■ WRITTEN PROBLEM ■
Return every record verbatim.
───── PROVIDED DATA ─────
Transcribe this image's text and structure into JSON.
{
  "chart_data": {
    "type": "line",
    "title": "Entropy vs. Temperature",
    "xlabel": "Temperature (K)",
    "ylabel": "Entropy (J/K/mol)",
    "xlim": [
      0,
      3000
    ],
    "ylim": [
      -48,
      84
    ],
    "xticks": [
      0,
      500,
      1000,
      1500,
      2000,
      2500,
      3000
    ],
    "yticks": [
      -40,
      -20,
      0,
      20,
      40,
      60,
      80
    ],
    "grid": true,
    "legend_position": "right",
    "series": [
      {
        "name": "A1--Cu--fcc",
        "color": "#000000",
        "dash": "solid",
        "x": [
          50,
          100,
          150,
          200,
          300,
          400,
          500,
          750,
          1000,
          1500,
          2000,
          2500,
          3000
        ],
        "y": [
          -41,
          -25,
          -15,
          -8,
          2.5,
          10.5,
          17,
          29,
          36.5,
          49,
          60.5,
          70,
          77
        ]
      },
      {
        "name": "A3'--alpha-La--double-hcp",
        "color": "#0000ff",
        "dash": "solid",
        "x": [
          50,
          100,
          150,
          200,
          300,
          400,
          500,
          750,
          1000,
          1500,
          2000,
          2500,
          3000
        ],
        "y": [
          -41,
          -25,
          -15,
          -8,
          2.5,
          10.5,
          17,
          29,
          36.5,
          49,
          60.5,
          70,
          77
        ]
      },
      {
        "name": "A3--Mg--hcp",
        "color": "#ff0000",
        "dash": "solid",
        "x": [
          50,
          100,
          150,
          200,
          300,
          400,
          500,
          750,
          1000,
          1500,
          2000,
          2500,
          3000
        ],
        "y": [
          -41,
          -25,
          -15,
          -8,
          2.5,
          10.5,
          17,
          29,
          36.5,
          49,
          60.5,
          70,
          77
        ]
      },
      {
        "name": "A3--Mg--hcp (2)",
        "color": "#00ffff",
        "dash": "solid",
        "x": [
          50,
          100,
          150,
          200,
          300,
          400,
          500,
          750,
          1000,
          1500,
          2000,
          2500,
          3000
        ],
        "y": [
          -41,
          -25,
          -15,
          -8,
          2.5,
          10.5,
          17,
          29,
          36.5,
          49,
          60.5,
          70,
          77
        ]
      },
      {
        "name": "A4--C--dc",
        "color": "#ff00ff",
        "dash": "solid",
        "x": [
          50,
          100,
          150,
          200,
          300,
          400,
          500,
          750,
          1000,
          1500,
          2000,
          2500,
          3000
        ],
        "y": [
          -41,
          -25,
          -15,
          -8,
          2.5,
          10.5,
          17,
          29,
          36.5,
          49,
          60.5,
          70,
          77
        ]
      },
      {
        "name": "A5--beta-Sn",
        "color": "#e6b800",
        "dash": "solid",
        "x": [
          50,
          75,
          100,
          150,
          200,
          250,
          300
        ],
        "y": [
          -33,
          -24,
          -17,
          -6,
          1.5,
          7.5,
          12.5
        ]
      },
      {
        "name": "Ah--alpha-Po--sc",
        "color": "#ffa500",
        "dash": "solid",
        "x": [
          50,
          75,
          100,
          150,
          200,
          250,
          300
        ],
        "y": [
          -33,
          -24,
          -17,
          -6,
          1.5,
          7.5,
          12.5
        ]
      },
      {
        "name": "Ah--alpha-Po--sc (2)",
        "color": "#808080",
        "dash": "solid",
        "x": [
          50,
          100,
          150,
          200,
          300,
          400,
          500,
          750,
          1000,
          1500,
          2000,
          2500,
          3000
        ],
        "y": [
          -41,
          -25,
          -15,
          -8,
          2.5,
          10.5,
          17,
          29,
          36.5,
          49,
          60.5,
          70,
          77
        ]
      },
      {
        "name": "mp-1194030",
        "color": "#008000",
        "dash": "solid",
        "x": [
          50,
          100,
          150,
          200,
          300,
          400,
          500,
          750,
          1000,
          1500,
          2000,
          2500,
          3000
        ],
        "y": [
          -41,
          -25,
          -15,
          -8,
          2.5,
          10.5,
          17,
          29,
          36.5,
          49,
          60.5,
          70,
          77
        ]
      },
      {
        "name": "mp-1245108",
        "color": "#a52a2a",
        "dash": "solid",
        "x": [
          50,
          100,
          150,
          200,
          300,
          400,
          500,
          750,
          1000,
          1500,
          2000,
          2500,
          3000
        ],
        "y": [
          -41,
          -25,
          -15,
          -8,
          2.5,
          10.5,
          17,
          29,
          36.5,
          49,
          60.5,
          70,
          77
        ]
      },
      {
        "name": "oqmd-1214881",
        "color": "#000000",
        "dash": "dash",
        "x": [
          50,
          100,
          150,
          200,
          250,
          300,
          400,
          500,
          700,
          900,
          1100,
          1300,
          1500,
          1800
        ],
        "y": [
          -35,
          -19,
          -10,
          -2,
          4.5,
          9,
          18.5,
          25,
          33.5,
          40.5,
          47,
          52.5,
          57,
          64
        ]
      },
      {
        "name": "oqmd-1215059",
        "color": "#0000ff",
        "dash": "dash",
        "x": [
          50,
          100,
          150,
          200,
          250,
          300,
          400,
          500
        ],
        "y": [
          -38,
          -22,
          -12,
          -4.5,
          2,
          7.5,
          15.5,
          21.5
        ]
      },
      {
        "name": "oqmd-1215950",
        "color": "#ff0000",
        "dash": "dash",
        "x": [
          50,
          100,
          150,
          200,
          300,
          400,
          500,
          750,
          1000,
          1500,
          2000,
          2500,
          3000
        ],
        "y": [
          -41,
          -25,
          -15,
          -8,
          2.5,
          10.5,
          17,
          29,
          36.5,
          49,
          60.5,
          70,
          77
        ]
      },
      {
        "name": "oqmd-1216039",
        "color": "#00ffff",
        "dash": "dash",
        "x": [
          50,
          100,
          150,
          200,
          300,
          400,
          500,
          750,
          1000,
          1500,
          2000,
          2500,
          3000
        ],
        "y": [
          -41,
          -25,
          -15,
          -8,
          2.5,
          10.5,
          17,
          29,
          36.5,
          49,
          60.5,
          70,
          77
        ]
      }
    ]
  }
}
─────
■ TASK RESULT ■
Transcribe this image's text and structure into JSON.
{
  "chart_data": {
    "type": "line",
    "title": "Entropy vs. Temperature",
    "xlabel": "Temperature (K)",
    "ylabel": "Entropy (J/K/mol)",
    "xlim": [
      0,
      3000
    ],
    "ylim": [
      -48,
      84
    ],
    "xticks": [
      0,
      500,
      1000,
      1500,
      2000,
      2500,
      3000
    ],
    "yticks": [
      -40,
      -20,
      0,
      20,
      40,
      60,
      80
    ],
    "grid": true,
    "legend_position": "right",
    "series": [
      {
        "name": "A1--Cu--fcc",
        "color": "#000000",
        "dash": "solid",
        "x": [
          50,
          100,
          150,
          200,
          300,
          400,
          500,
          750,
          1000,
          1500,
          2000,
          2500,
          3000
        ],
        "y": [
          -41,
          -25,
          -15,
          -8,
          2.5,
          10.5,
          17,
          29,
          36.5,
          49,
          60.5,
          70,
          77
        ]
      },
      {
        "name": "A3'--alpha-La--double-hcp",
        "color": "#0000ff",
        "dash": "solid",
        "x": [
          50,
          100,
          150,
          200,
          300,
          400,
          500,
          750,
          1000,
          1500,
          2000,
          2500,
          3000
        ],
        "y": [
          -41,
          -25,
          -15,
          -8,
          2.5,
          10.5,
          17,
          29,
          36.5,
          49,
          60.5,
          70,
          77
        ]
      },
      {
        "name": "A3--Mg--hcp",
        "color": "#ff0000",
        "dash": "solid",
        "x": [
          50,
          100,
          150,
          200,
          300,
          400,
          500,
          750,
          1000,
          1500,
          2000,
          2500,
          3000
        ],
        "y": [
          -41,
          -25,
          -15,
          -8,
          2.5,
          10.5,
          17,
          29,
          36.5,
          49,
          60.5,
          70,
          77
        ]
      },
      {
        "name": "A3--Mg--hcp (2)",
        "color": "#00ffff",
        "dash": "solid",
        "x": [
          50,
          100,
          150,
          200,
          300,
          400,
          500,
          750,
          1000,
          1500,
          2000,
          2500,
          3000
        ],
        "y": [
          -41,
          -25,
          -15,
          -8,
          2.5,
          10.5,
          17,
          29,
          36.5,
          49,
          60.5,
          70,
          77
        ]
      },
      {
        "name": "A4--C--dc",
        "color": "#ff00ff",
        "dash": "solid",
        "x": [
          50,
          100,
          150,
          200,
          300,
          400,
          500,
          750,
          1000,
          1500,
          2000,
          2500,
          3000
        ],
        "y": [
          -41,
          -25,
          -15,
          -8,
          2.5,
          10.5,
          17,
          29,
          36.5,
          49,
          60.5,
          70,
          77
        ]
      },
      {
        "name": "A5--beta-Sn",
        "color": "#e6b800",
        "dash": "solid",
        "x": [
          50,
          75,
          100,
          150,
          200,
          250,
          300
        ],
        "y": [
          -33,
          -24,
          -17,
          -6,
          1.5,
          7.5,
          12.5
        ]
      },
      {
        "name": "Ah--alpha-Po--sc",
        "color": "#ffa500",
        "dash": "solid",
        "x": [
          50,
          75,
          100,
          150,
          200,
          250,
          300
        ],
        "y": [
          -33,
          -24,
          -17,
          -6,
          1.5,
          7.5,
          12.5
        ]
      },
      {
        "name": "Ah--alpha-Po--sc (2)",
        "color": "#808080",
        "dash": "solid",
        "x": [
          50,
          100,
          150,
          200,
          300,
          400,
          500,
          750,
          1000,
          1500,
          2000,
          2500,
          3000
        ],
        "y": [
          -41,
          -25,
          -15,
          -8,
          2.5,
          10.5,
          17,
          29,
          36.5,
          49,
          60.5,
          70,
          77
        ]
      },
      {
        "name": "mp-1194030",
        "color": "#008000",
        "dash": "solid",
        "x": [
          50,
          100,
          150,
          200,
          300,
          400,
          500,
          750,
          1000,
          1500,
          2000,
          2500,
          3000
        ],
        "y": [
          -41,
          -25,
          -15,
          -8,
          2.5,
          10.5,
          17,
          29,
          36.5,
          49,
          60.5,
          70,
          77
        ]
      },
      {
        "name": "mp-1245108",
        "color": "#a52a2a",
        "dash": "solid",
        "x": [
          50,
          100,
          150,
          200,
          300,
          400,
          500,
          750,
          1000,
          1500,
          2000,
          2500,
          3000
        ],
        "y": [
          -41,
          -25,
          -15,
          -8,
          2.5,
          10.5,
          17,
          29,
          36.5,
          49,
          60.5,
          70,
          77
        ]
      },
      {
        "name": "oqmd-1214881",
        "color": "#000000",
        "dash": "dash",
        "x": [
          50,
          100,
          150,
          200,
          250,
          300,
          400,
          500,
          700,
          900,
          1100,
          1300,
          1500,
          1800
        ],
        "y": [
          -35,
          -19,
          -10,
          -2,
          4.5,
          9,
          18.5,
          25,
          33.5,
          40.5,
          47,
          52.5,
          57,
          64
        ]
      },
      {
        "name": "oqmd-1215059",
        "color": "#0000ff",
        "dash": "dash",
        "x": [
          50,
          100,
          150,
          200,
          250,
          300,
          400,
          500
        ],
        "y": [
          -38,
          -22,
          -12,
          -4.5,
          2,
          7.5,
          15.5,
          21.5
        ]
      },
      {
        "name": "oqmd-1215950",
        "color": "#ff0000",
        "dash": "dash",
        "x": [
          50,
          100,
          150,
          200,
          300,
          400,
          500,
          750,
          1000,
          1500,
          2000,
          2500,
          3000
        ],
        "y": [
          -41,
          -25,
          -15,
          -8,
          2.5,
          10.5,
          17,
          29,
          36.5,
          49,
          60.5,
          70,
          77
        ]
      },
      {
        "name": "oqmd-1216039",
        "color": "#00ffff",
        "dash": "dash",
        "x": [
          50,
          100,
          150,
          200,
          300,
          400,
          500,
          750,
          1000,
          1500,
          2000,
          2500,
          3000
        ],
        "y": [
          -41,
          -25,
          -15,
          -8,
          2.5,
          10.5,
          17,
          29,
          36.5,
          49,
          60.5,
          70,
          77
        ]
      }
    ]
  }
}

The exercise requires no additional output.